>> Start RAW DATA

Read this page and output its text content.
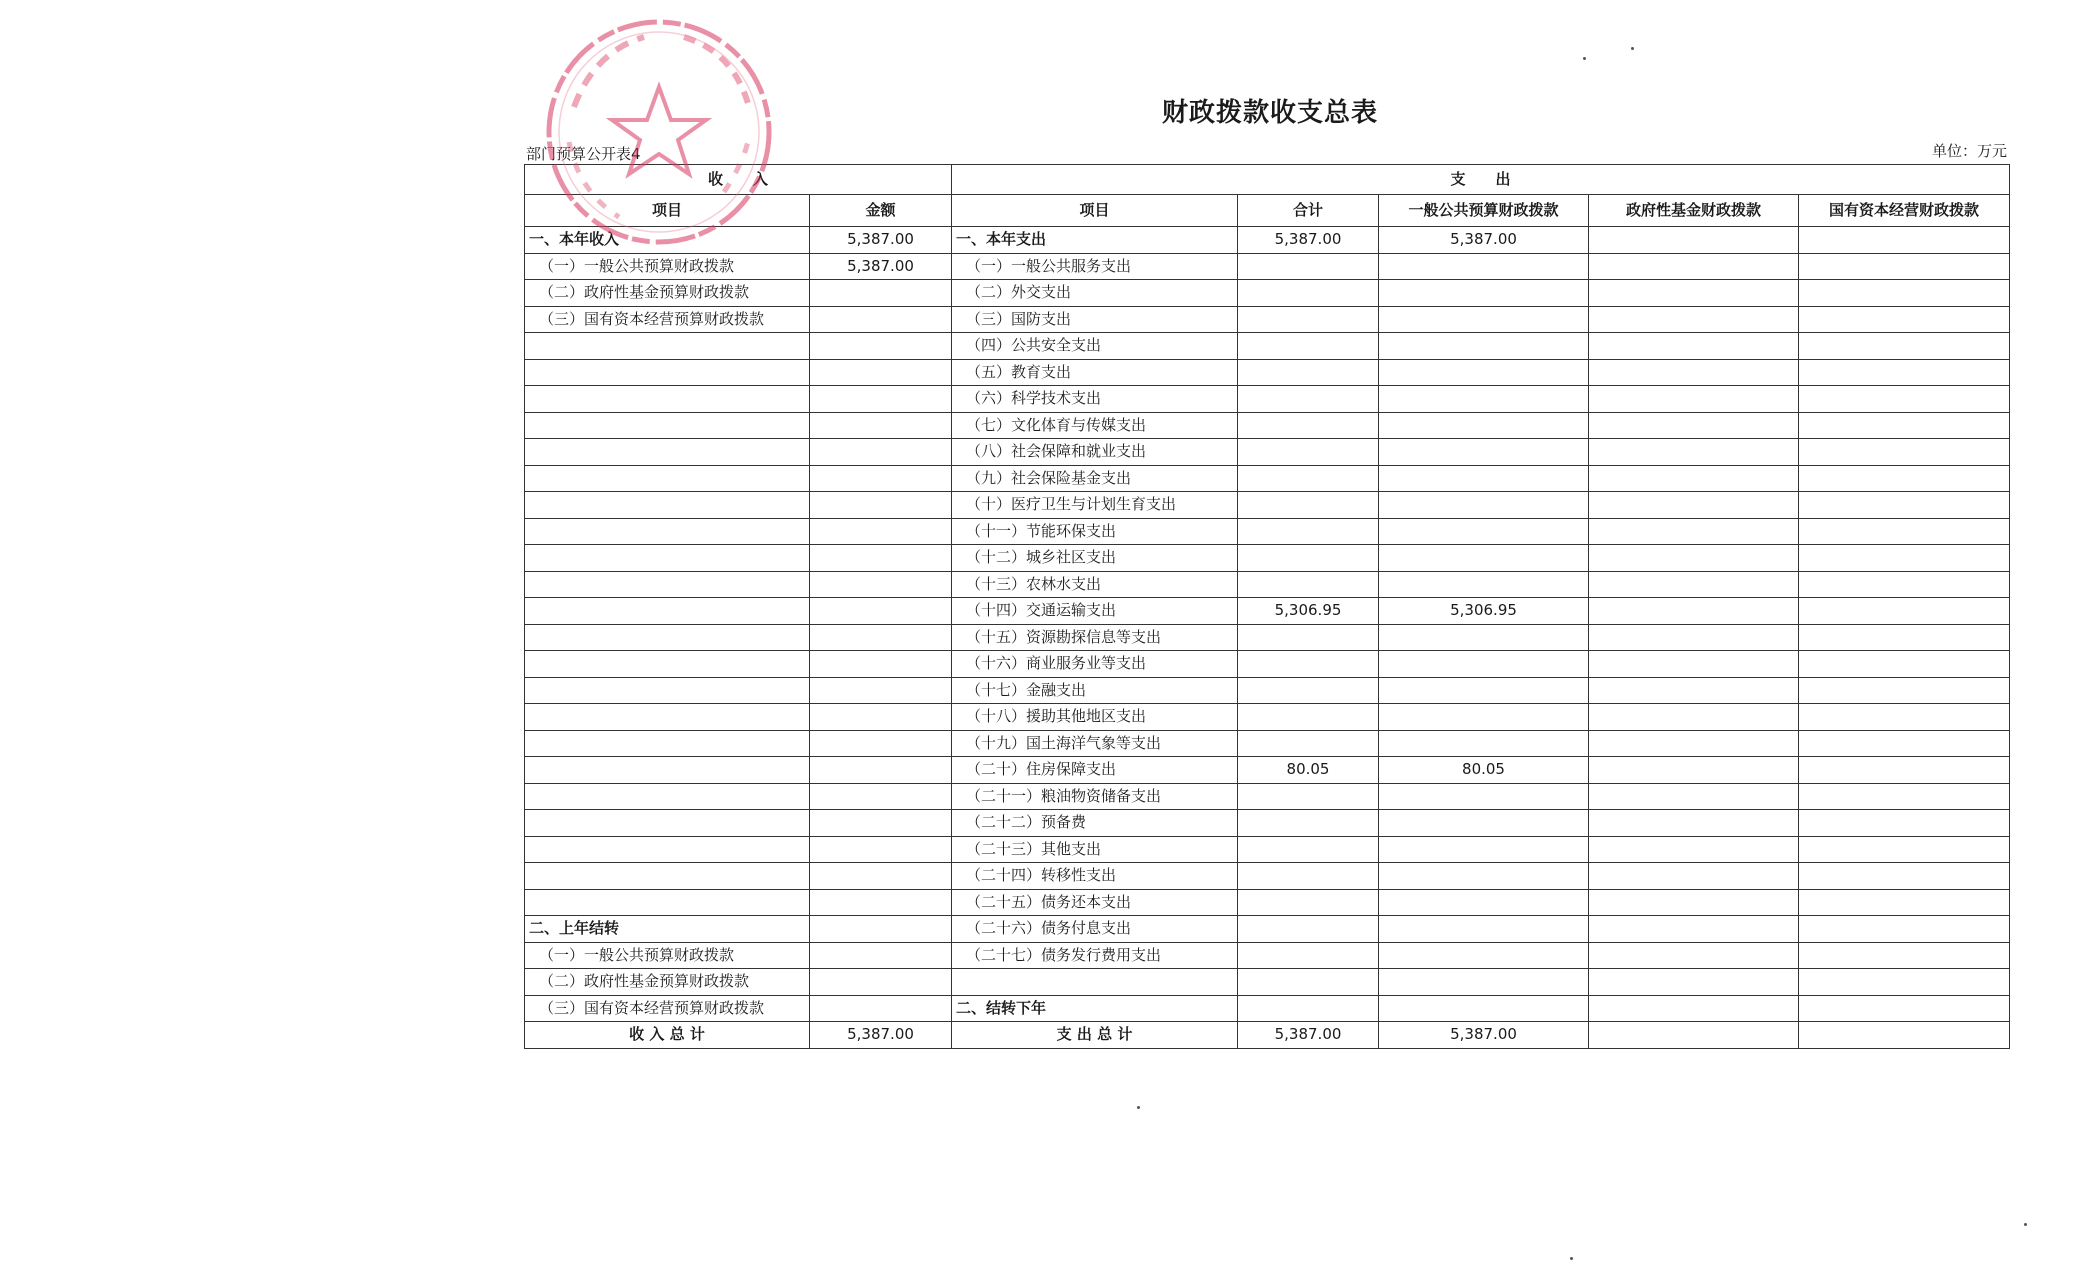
财政拨款收支总表
部门预算公开表4	单位：万元
收　　入		支　　出				
项目	金额	项目	合计	一般公共预算财政拨款	政府性基金财政拨款	国有资本经营财政拨款
一、本年收入	5,387.00	一、本年支出	5,387.00	5,387.00		
（一）一般公共预算财政拨款	5,387.00	（一）一般公共服务支出				
（二）政府性基金预算财政拨款		（二）外交支出				
（三）国有资本经营预算财政拨款		（三）国防支出				
		（四）公共安全支出				
		（五）教育支出				
		（六）科学技术支出				
		（七）文化体育与传媒支出				
		（八）社会保障和就业支出				
		（九）社会保险基金支出				
		（十）医疗卫生与计划生育支出				
		（十一）节能环保支出				
		（十二）城乡社区支出				
		（十三）农林水支出				
		（十四）交通运输支出	5,306.95	5,306.95		
		（十五）资源勘探信息等支出				
		（十六）商业服务业等支出				
		（十七）金融支出				
		（十八）援助其他地区支出				
		（十九）国土海洋气象等支出				
		（二十）住房保障支出	80.05	80.05		
		（二十一）粮油物资储备支出				
		（二十二）预备费				
		（二十三）其他支出				
		（二十四）转移性支出				
		（二十五）债务还本支出				
二、上年结转		（二十六）债务付息支出				
（一）一般公共预算财政拨款		（二十七）债务发行费用支出				
（二）政府性基金预算财政拨款						
（三）国有资本经营预算财政拨款		二、结转下年				
收 入 总 计	5,387.00	支 出 总 计	5,387.00	5,387.00		
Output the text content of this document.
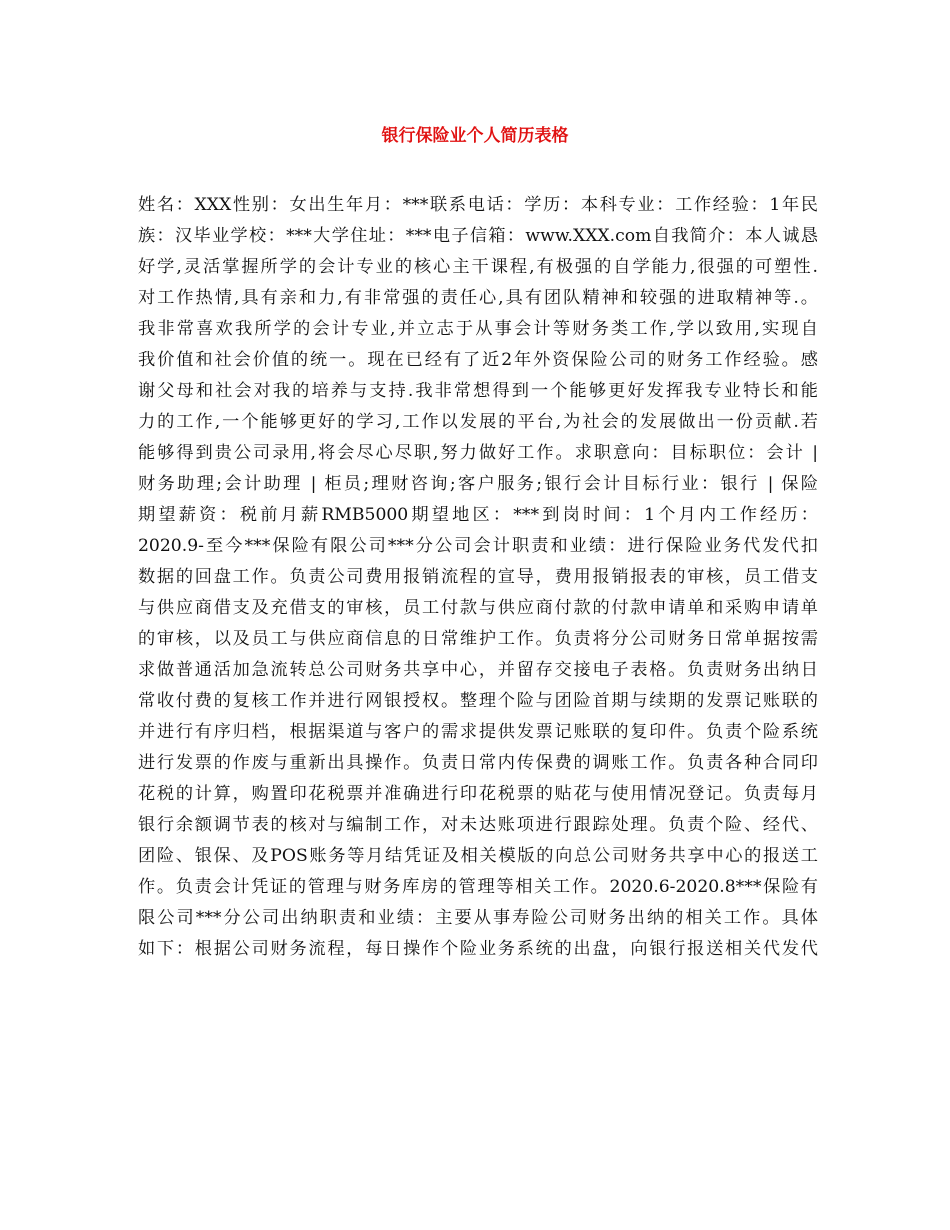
银行保险业个人简历表格
姓名：XXX性别：女出生年月：***联系电话：学历：本科专业：工作经验：1年民
族：汉毕业学校：***大学住址：***电子信箱：www.XXX.com自我简介：本人诚恳
好学,灵活掌握所学的会计专业的核心主干课程,有极强的自学能力,很强的可塑性.
对工作热情,具有亲和力,有非常强的责任心,具有团队精神和较强的进取精神等.。
我非常喜欢我所学的会计专业,并立志于从事会计等财务类工作,学以致用,实现自
我价值和社会价值的统一。现在已经有了近2年外资保险公司的财务工作经验。感
谢父母和社会对我的培养与支持.我非常想得到一个能够更好发挥我专业特长和能
力的工作,一个能够更好的学习,工作以发展的平台,为社会的发展做出一份贡献.若
能够得到贵公司录用,将会尽心尽职,努力做好工作。求职意向：目标职位：会计 |
财务助理;会计助理 | 柜员;理财咨询;客户服务;银行会计目标行业：银行 | 保险
期望薪资：税前月薪RMB5000期望地区：***到岗时间：1个月内工作经历：
2020.9-至今***保险有限公司***分公司会计职责和业绩：进行保险业务代发代扣
数据的回盘工作。负责公司费用报销流程的宣导，费用报销报表的审核，员工借支
与供应商借支及充借支的审核，员工付款与供应商付款的付款申请单和采购申请单
的审核，以及员工与供应商信息的日常维护工作。负责将分公司财务日常单据按需
求做普通活加急流转总公司财务共享中心，并留存交接电子表格。负责财务出纳日
常收付费的复核工作并进行网银授权。整理个险与团险首期与续期的发票记账联的
并进行有序归档，根据渠道与客户的需求提供发票记账联的复印件。负责个险系统
进行发票的作废与重新出具操作。负责日常内传保费的调账工作。负责各种合同印
花税的计算，购置印花税票并准确进行印花税票的贴花与使用情况登记。负责每月
银行余额调节表的核对与编制工作，对未达账项进行跟踪处理。负责个险、经代、
团险、银保、及POS账务等月结凭证及相关模版的向总公司财务共享中心的报送工
作。负责会计凭证的管理与财务库房的管理等相关工作。2020.6-2020.8***保险有
限公司***分公司出纳职责和业绩：主要从事寿险公司财务出纳的相关工作。具体
如下：根据公司财务流程，每日操作个险业务系统的出盘，向银行报送相关代发代
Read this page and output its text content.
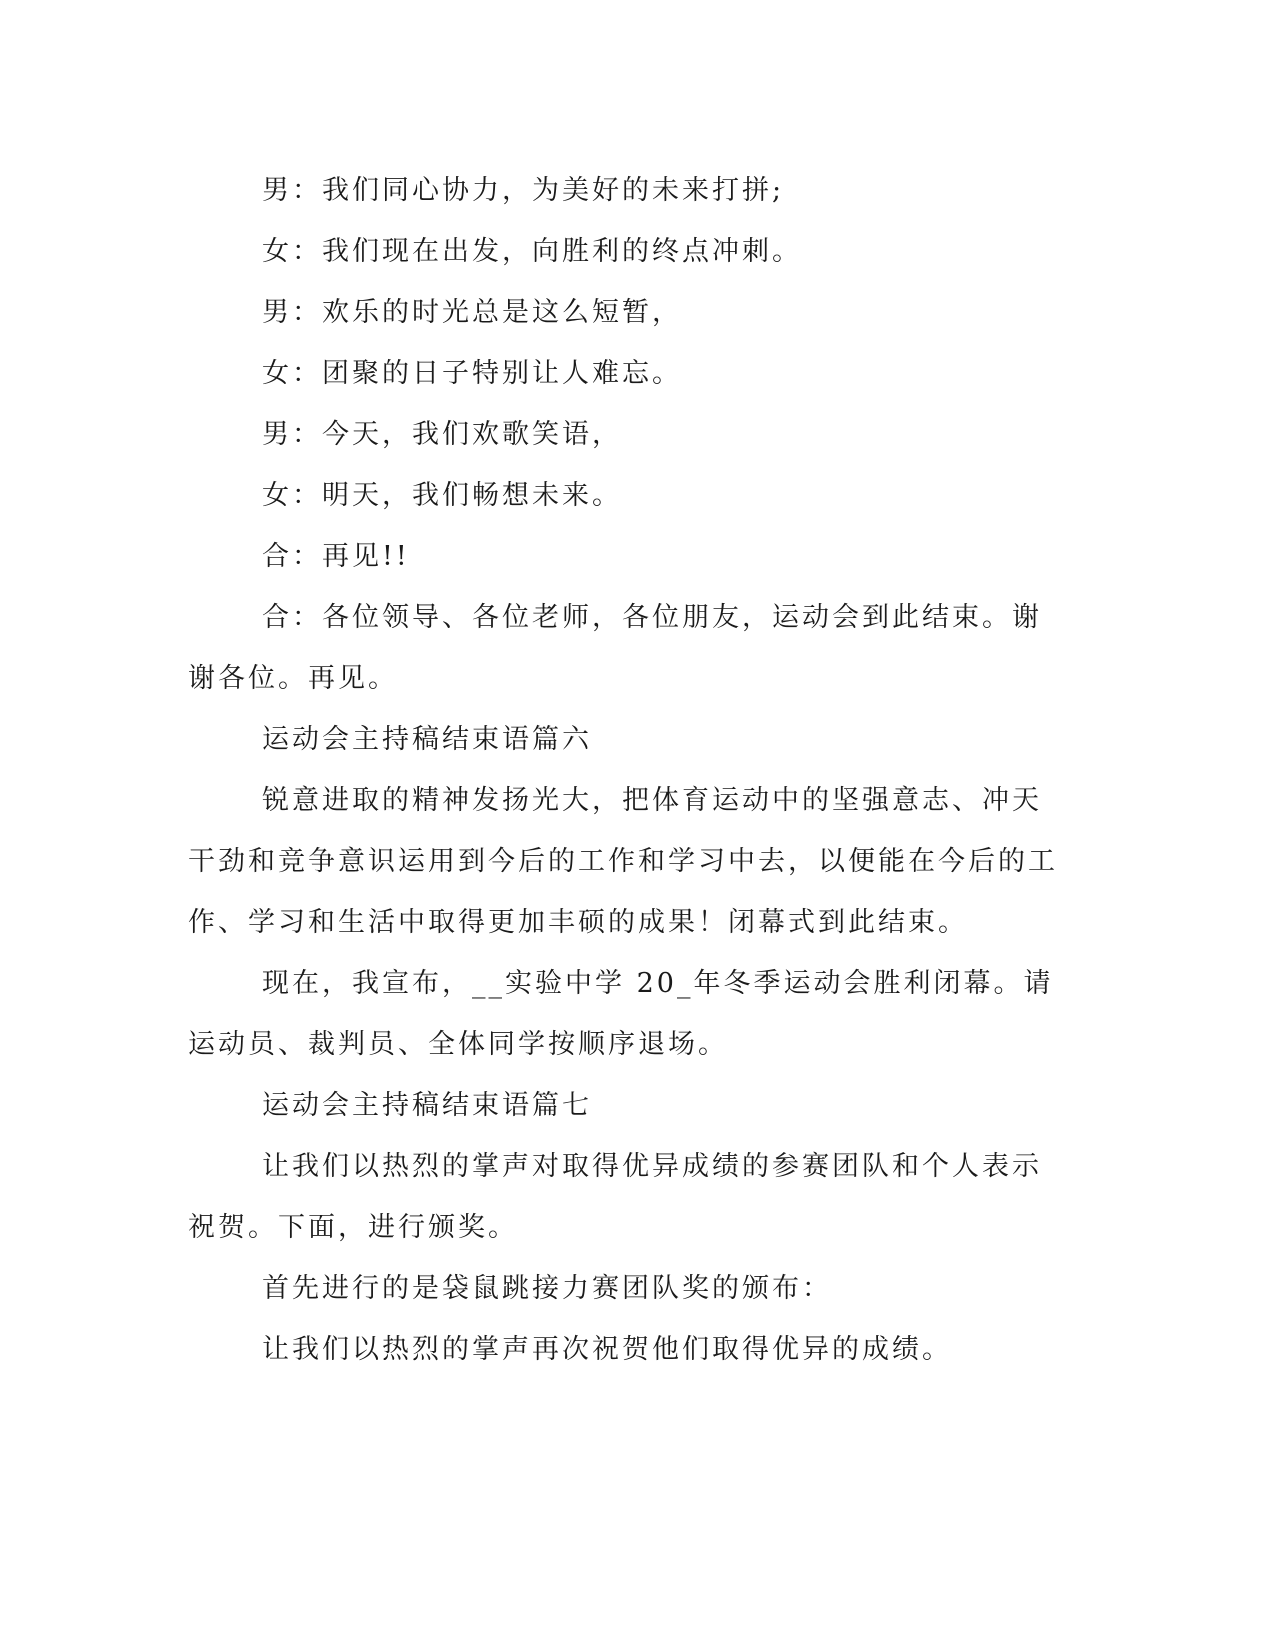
男：我们同心协力，为美好的未来打拼;

女：我们现在出发，向胜利的终点冲刺。

男：欢乐的时光总是这么短暂，

女：团聚的日子特别让人难忘。

男：今天，我们欢歌笑语，

女：明天，我们畅想未来。

合：再见!!

合：各位领导、各位老师，各位朋友，运动会到此结束。谢谢各位。再见。

运动会主持稿结束语篇六

锐意进取的精神发扬光大，把体育运动中的坚强意志、冲天干劲和竞争意识运用到今后的工作和学习中去，以便能在今后的工作、学习和生活中取得更加丰硕的成果！闭幕式到此结束。

现在，我宣布，__实验中学 20_年冬季运动会胜利闭幕。请运动员、裁判员、全体同学按顺序退场。

运动会主持稿结束语篇七

让我们以热烈的掌声对取得优异成绩的参赛团队和个人表示祝贺。下面，进行颁奖。

首先进行的是袋鼠跳接力赛团队奖的颁布：

让我们以热烈的掌声再次祝贺他们取得优异的成绩。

>> End RAW DATA

> WORK REQUIRED: Leave the images out, please, and restate each line word for word.

> OUTPUT:
Read this page and output its text content.
财政拨款收支总表
部门预算公开表4	单位：万元
收　　入		支　　出				
项目	金额	项目	合计	一般公共预算财政拨款	政府性基金财政拨款	国有资本经营财政拨款
一、本年收入	5,387.00	一、本年支出	5,387.00	5,387.00		
（一）一般公共预算财政拨款	5,387.00	（一）一般公共服务支出				
（二）政府性基金预算财政拨款		（二）外交支出				
（三）国有资本经营预算财政拨款		（三）国防支出				
		（四）公共安全支出				
		（五）教育支出				
		（六）科学技术支出				
		（七）文化体育与传媒支出				
		（八）社会保障和就业支出				
		（九）社会保险基金支出				
		（十）医疗卫生与计划生育支出				
		（十一）节能环保支出				
		（十二）城乡社区支出				
		（十三）农林水支出				
		（十四）交通运输支出	5,306.95	5,306.95		
		（十五）资源勘探信息等支出				
		（十六）商业服务业等支出				
		（十七）金融支出				
		（十八）援助其他地区支出				
		（十九）国土海洋气象等支出				
		（二十）住房保障支出	80.05	80.05		
		（二十一）粮油物资储备支出				
		（二十二）预备费				
		（二十三）其他支出				
		（二十四）转移性支出				
		（二十五）债务还本支出				
二、上年结转		（二十六）债务付息支出				
（一）一般公共预算财政拨款		（二十七）债务发行费用支出				
（二）政府性基金预算财政拨款						
（三）国有资本经营预算财政拨款		二、结转下年				
收 入 总 计	5,387.00	支 出 总 计	5,387.00	5,387.00		
Output the text content of this document.
银行保险业个人简历表格
姓名：XXX性别：女出生年月：***联系电话：学历：本科专业：工作经验：1年民
族：汉毕业学校：***大学住址：***电子信箱：www.XXX.com自我简介：本人诚恳
好学,灵活掌握所学的会计专业的核心主干课程,有极强的自学能力,很强的可塑性.
对工作热情,具有亲和力,有非常强的责任心,具有团队精神和较强的进取精神等.。
我非常喜欢我所学的会计专业,并立志于从事会计等财务类工作,学以致用,实现自
我价值和社会价值的统一。现在已经有了近2年外资保险公司的财务工作经验。感
谢父母和社会对我的培养与支持.我非常想得到一个能够更好发挥我专业特长和能
力的工作,一个能够更好的学习,工作以发展的平台,为社会的发展做出一份贡献.若
能够得到贵公司录用,将会尽心尽职,努力做好工作。求职意向：目标职位：会计 |
财务助理;会计助理 | 柜员;理财咨询;客户服务;银行会计目标行业：银行 | 保险
期望薪资：税前月薪RMB5000期望地区：***到岗时间：1个月内工作经历：
2020.9-至今***保险有限公司***分公司会计职责和业绩：进行保险业务代发代扣
数据的回盘工作。负责公司费用报销流程的宣导，费用报销报表的审核，员工借支
与供应商借支及充借支的审核，员工付款与供应商付款的付款申请单和采购申请单
的审核，以及员工与供应商信息的日常维护工作。负责将分公司财务日常单据按需
求做普通活加急流转总公司财务共享中心，并留存交接电子表格。负责财务出纳日
常收付费的复核工作并进行网银授权。整理个险与团险首期与续期的发票记账联的
并进行有序归档，根据渠道与客户的需求提供发票记账联的复印件。负责个险系统
进行发票的作废与重新出具操作。负责日常内传保费的调账工作。负责各种合同印
花税的计算，购置印花税票并准确进行印花税票的贴花与使用情况登记。负责每月
银行余额调节表的核对与编制工作，对未达账项进行跟踪处理。负责个险、经代、
团险、银保、及POS账务等月结凭证及相关模版的向总公司财务共享中心的报送工
作。负责会计凭证的管理与财务库房的管理等相关工作。2020.6-2020.8***保险有
限公司***分公司出纳职责和业绩：主要从事寿险公司财务出纳的相关工作。具体
如下：根据公司财务流程，每日操作个险业务系统的出盘，向银行报送相关代发代
Read this page and output its text content.
男：我们同心协力，为美好的未来打拼;

女：我们现在出发，向胜利的终点冲刺。

男：欢乐的时光总是这么短暂，

女：团聚的日子特别让人难忘。

男：今天，我们欢歌笑语，

女：明天，我们畅想未来。

合：再见!!

合：各位领导、各位老师，各位朋友，运动会到此结束。谢谢各位。再见。

运动会主持稿结束语篇六

锐意进取的精神发扬光大，把体育运动中的坚强意志、冲天干劲和竞争意识运用到今后的工作和学习中去，以便能在今后的工作、学习和生活中取得更加丰硕的成果！闭幕式到此结束。

现在，我宣布，__实验中学 20_年冬季运动会胜利闭幕。请运动员、裁判员、全体同学按顺序退场。

运动会主持稿结束语篇七

让我们以热烈的掌声对取得优异成绩的参赛团队和个人表示祝贺。下面，进行颁奖。

首先进行的是袋鼠跳接力赛团队奖的颁布：

让我们以热烈的掌声再次祝贺他们取得优异的成绩。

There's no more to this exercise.